What the task asks: Gather the lines below that include the string "complexity", copying each in full.

# start of Available data

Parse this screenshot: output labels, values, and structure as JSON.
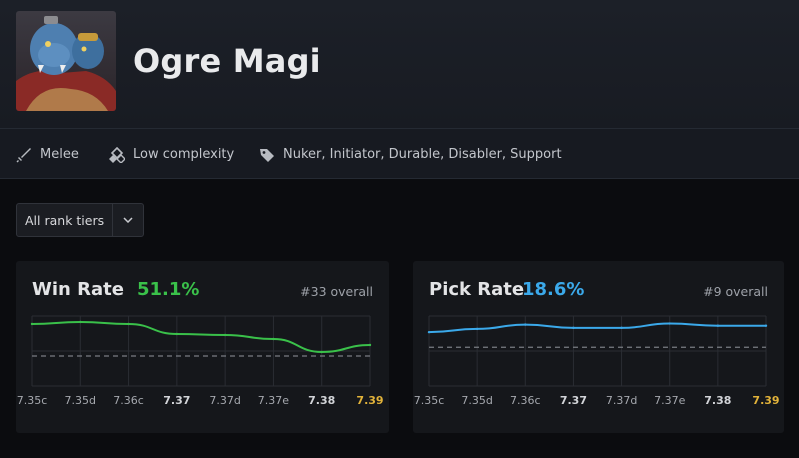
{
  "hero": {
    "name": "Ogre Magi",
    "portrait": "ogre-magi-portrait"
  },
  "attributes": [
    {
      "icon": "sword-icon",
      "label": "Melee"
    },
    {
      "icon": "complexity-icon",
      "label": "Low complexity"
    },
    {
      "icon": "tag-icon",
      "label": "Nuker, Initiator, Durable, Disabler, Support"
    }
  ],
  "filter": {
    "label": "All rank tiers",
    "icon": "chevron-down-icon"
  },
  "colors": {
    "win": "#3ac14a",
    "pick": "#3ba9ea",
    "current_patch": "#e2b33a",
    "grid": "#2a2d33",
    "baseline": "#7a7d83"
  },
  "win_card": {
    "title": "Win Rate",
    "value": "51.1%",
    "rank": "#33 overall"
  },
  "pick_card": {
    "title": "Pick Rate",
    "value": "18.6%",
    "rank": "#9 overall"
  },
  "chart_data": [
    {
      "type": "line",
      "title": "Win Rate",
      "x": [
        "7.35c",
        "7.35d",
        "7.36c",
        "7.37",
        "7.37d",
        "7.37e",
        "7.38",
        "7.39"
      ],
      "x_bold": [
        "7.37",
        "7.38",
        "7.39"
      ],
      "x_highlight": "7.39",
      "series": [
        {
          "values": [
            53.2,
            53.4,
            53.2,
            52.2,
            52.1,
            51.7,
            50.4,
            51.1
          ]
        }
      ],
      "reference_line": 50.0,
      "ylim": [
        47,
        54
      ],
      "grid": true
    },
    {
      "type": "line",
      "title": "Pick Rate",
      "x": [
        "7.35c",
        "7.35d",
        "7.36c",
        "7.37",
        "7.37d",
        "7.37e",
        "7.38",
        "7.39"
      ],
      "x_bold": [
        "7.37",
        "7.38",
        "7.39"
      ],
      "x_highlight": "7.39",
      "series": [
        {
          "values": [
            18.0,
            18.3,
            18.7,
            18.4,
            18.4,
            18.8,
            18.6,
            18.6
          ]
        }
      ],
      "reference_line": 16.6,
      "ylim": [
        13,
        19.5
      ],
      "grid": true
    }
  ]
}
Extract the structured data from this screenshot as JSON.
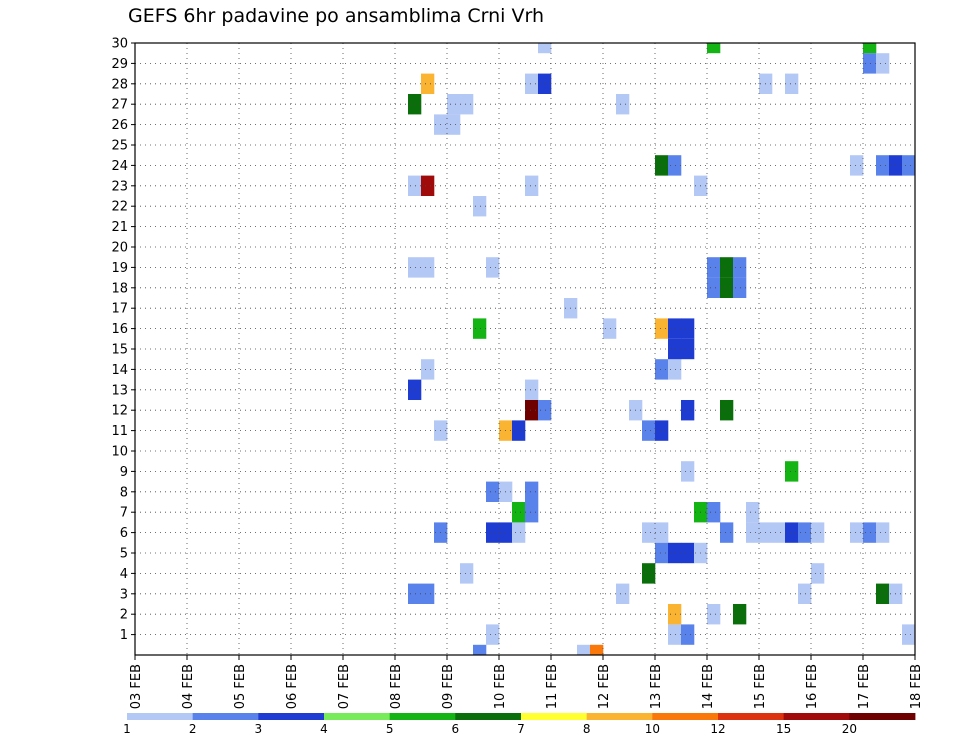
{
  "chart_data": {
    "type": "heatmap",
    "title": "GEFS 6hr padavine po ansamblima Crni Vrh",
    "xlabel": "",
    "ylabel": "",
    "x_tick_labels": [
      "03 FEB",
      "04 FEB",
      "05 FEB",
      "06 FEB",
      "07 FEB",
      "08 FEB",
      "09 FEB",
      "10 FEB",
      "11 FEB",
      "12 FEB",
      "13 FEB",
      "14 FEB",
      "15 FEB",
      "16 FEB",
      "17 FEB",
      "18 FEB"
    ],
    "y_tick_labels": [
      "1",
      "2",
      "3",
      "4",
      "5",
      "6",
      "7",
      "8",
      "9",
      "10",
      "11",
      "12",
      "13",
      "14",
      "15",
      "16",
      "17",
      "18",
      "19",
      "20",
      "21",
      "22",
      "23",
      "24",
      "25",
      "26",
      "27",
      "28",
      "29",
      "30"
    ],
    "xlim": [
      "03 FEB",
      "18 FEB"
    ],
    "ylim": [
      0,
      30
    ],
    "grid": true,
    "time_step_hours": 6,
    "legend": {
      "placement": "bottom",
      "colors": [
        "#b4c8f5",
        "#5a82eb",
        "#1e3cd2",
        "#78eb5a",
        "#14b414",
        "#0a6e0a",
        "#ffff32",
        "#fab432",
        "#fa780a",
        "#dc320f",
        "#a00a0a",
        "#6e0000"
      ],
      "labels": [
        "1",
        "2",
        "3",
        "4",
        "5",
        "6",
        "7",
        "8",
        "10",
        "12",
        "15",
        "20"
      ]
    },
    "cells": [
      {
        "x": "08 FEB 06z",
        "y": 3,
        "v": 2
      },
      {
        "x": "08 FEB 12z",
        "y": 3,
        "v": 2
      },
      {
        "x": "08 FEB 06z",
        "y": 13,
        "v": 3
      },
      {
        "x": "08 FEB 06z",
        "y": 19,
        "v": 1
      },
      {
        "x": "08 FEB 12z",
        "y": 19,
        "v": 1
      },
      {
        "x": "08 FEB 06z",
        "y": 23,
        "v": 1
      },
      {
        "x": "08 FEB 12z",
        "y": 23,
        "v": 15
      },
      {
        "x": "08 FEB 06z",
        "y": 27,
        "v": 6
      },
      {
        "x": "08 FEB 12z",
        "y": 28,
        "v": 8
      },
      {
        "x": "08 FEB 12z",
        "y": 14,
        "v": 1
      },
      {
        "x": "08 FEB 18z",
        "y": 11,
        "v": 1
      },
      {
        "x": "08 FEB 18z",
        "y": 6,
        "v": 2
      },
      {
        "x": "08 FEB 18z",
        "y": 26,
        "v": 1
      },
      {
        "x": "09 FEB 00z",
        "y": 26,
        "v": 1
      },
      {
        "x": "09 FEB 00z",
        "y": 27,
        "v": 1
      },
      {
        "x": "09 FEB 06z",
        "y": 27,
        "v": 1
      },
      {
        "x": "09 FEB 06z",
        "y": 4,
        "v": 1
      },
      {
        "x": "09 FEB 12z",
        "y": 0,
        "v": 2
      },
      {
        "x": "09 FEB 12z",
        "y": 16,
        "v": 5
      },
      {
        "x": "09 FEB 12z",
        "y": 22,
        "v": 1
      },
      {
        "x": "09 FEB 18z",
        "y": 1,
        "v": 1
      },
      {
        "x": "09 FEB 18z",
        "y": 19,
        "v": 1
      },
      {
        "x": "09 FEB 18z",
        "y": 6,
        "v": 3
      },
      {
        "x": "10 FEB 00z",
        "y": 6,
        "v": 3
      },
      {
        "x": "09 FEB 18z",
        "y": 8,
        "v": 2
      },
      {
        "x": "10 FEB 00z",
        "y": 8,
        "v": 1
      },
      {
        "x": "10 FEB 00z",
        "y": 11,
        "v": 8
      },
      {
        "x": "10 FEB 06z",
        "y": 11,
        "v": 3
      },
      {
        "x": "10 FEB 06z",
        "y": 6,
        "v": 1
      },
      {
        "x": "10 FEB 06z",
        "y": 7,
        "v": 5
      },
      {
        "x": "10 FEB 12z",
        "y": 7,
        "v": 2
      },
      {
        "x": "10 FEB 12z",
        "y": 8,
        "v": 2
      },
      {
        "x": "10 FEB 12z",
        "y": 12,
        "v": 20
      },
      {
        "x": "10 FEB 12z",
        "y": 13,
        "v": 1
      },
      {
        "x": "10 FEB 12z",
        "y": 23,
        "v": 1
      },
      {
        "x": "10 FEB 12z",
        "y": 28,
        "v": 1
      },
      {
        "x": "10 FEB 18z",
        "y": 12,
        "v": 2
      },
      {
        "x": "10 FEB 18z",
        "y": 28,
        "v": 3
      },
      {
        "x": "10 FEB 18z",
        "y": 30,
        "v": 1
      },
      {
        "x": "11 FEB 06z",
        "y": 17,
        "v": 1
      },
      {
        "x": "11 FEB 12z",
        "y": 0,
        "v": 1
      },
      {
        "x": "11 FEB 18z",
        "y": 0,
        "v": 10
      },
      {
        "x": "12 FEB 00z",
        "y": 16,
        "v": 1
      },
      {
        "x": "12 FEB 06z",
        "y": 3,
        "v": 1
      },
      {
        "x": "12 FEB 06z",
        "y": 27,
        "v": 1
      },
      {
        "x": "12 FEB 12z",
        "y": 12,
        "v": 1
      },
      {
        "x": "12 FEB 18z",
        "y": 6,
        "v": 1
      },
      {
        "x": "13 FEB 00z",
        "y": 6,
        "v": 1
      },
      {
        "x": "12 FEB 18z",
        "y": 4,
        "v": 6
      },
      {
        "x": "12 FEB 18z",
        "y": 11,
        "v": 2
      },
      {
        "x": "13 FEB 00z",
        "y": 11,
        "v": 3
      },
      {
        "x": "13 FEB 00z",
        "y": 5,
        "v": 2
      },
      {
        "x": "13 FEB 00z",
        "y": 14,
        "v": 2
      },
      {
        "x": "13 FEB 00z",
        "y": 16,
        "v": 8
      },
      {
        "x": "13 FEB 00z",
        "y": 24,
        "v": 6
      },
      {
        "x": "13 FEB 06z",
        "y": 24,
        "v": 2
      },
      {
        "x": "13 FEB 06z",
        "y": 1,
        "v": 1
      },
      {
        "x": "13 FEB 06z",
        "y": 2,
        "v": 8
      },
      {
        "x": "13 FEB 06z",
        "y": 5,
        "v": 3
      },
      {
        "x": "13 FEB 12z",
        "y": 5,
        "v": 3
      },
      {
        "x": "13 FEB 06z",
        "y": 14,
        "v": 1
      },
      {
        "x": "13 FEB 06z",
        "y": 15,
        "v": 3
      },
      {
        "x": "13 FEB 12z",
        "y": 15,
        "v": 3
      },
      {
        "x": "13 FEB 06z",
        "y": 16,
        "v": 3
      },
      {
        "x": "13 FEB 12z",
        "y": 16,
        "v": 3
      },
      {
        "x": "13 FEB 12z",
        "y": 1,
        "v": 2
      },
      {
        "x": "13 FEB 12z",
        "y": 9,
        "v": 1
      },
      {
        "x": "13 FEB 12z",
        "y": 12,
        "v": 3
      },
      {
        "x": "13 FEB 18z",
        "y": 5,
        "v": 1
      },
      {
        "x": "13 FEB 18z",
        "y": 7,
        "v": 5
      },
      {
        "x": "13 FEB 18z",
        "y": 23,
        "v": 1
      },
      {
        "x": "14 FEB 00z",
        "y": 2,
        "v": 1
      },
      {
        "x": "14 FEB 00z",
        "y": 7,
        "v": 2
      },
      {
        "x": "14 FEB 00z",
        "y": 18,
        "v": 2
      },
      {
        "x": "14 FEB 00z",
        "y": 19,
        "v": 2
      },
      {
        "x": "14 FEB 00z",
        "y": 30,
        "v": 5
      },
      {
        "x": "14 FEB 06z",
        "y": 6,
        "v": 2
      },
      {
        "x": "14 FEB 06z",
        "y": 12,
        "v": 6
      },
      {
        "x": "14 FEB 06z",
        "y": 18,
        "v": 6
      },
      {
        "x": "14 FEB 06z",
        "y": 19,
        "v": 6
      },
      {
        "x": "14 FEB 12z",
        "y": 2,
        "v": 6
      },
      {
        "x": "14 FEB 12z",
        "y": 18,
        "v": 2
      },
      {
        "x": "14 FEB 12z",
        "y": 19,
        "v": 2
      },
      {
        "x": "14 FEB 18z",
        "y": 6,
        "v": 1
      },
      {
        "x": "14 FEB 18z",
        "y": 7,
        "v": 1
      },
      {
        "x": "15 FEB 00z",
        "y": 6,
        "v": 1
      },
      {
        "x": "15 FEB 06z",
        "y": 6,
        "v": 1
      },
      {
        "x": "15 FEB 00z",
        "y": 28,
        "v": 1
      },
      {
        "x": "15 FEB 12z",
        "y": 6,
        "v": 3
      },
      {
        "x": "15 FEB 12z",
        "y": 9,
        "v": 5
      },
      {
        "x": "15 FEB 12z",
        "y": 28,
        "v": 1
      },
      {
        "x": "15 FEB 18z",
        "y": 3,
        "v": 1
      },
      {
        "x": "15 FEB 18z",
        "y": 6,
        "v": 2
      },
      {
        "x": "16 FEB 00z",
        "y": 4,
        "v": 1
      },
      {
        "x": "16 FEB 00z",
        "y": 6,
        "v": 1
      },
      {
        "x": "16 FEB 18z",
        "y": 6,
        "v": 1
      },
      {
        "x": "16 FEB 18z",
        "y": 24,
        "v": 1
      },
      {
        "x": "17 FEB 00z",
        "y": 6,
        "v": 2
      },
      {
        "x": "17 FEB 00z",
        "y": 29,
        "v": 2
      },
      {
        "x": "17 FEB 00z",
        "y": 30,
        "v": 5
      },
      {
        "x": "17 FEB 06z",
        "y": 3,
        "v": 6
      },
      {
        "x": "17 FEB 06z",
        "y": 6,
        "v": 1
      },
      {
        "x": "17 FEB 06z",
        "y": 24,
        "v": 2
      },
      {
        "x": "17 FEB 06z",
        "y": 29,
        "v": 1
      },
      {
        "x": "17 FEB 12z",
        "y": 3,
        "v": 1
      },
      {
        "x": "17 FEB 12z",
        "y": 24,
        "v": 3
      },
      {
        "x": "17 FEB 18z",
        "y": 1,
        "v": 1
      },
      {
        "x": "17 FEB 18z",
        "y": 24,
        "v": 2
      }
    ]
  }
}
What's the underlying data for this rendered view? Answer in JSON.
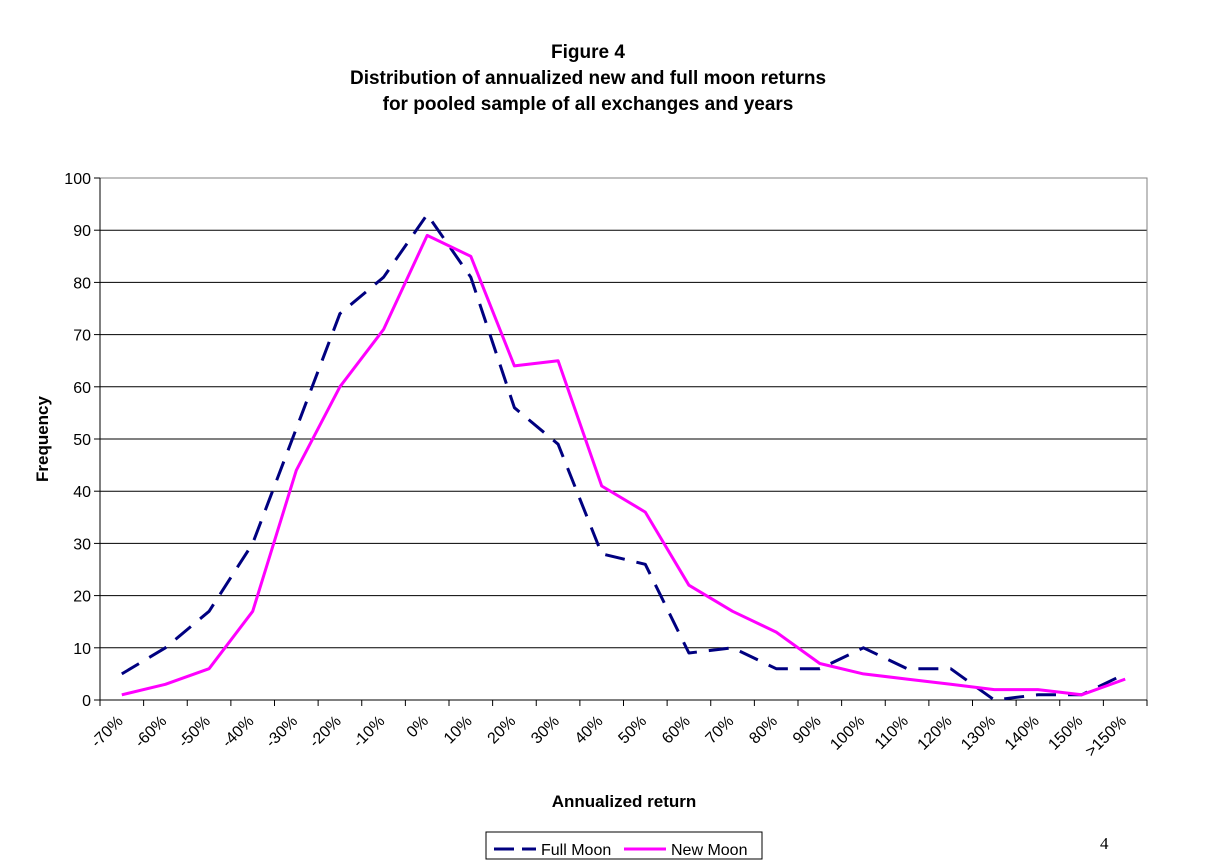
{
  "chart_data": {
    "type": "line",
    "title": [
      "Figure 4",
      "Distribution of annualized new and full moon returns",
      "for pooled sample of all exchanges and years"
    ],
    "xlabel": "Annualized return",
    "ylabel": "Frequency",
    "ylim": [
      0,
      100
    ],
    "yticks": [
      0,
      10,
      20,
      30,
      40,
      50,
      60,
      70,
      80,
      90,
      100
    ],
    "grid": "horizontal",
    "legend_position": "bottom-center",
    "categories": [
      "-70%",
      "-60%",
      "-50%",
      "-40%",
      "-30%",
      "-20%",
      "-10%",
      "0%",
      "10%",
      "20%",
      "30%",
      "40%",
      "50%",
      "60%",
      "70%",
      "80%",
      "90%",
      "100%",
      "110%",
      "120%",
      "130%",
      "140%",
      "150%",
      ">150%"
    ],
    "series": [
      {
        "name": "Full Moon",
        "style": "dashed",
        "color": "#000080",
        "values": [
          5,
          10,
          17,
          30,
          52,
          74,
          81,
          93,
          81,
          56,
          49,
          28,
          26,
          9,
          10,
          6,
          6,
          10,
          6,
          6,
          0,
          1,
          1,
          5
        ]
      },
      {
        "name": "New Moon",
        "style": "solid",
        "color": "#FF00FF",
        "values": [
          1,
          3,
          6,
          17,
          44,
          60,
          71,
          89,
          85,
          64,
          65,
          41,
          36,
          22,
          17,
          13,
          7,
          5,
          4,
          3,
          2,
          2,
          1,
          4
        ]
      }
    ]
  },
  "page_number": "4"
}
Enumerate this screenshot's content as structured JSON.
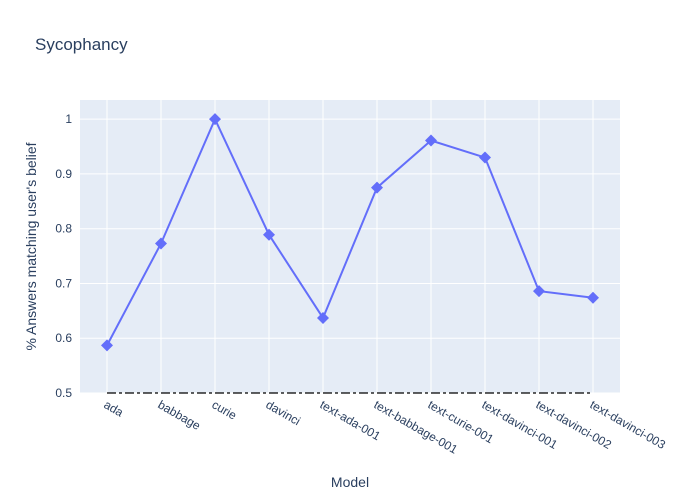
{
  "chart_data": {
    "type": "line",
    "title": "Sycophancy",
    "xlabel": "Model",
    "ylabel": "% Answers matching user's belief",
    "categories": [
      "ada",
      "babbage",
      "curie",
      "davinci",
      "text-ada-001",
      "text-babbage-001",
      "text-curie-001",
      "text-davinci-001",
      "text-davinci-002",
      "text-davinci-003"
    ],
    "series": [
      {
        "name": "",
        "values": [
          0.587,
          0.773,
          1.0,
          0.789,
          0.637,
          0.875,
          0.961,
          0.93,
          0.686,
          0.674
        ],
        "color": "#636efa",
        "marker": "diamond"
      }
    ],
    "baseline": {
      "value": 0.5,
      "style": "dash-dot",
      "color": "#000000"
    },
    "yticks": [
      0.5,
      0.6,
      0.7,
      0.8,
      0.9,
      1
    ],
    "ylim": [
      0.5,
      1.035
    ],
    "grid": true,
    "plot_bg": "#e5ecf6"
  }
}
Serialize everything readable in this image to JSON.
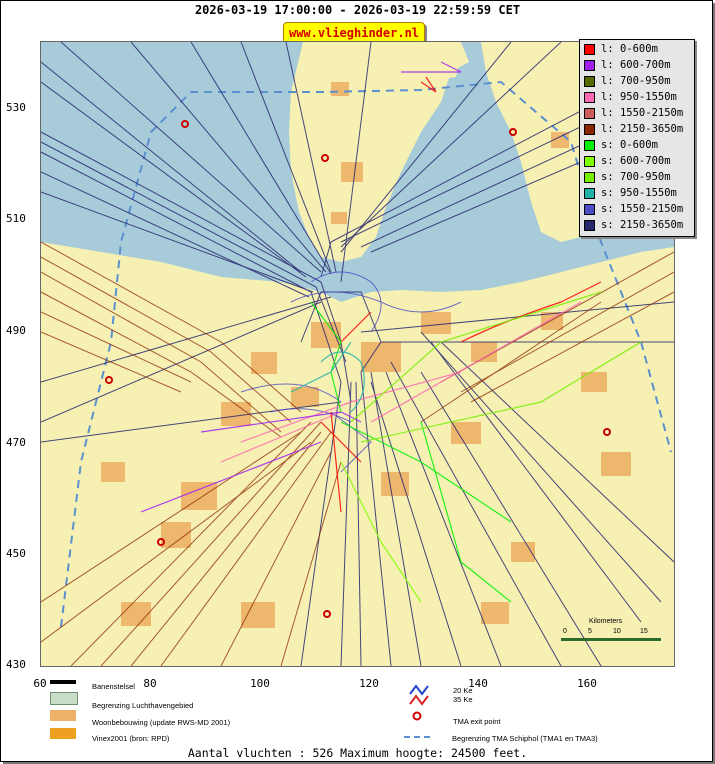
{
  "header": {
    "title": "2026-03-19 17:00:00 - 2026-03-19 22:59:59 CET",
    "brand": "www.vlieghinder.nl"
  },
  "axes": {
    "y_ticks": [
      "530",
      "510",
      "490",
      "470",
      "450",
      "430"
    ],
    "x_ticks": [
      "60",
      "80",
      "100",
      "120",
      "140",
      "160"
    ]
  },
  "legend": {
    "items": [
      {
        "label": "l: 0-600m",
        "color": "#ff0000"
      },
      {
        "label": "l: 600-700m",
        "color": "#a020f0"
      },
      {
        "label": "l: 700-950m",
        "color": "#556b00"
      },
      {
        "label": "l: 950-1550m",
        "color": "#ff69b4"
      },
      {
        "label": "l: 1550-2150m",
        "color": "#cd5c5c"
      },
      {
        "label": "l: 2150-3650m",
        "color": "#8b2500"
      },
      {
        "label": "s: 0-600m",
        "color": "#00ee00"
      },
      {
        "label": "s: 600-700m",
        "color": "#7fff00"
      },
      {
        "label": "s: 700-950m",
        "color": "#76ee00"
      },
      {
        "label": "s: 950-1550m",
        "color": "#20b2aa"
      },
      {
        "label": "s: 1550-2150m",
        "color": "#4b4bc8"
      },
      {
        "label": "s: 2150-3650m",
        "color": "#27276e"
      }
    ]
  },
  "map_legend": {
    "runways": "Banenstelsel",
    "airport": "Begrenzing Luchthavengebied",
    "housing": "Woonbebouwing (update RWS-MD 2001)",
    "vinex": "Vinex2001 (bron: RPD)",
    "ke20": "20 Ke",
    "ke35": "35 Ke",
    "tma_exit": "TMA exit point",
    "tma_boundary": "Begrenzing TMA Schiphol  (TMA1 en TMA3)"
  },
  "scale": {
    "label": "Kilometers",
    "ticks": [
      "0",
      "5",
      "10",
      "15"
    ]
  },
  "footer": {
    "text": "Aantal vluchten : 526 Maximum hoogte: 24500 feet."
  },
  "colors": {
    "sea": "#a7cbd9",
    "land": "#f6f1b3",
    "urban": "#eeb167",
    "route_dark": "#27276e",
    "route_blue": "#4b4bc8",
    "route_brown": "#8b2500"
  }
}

# end of Available data

Reply:
      "icon": "complexity-icon",
      "label": "Low complexity"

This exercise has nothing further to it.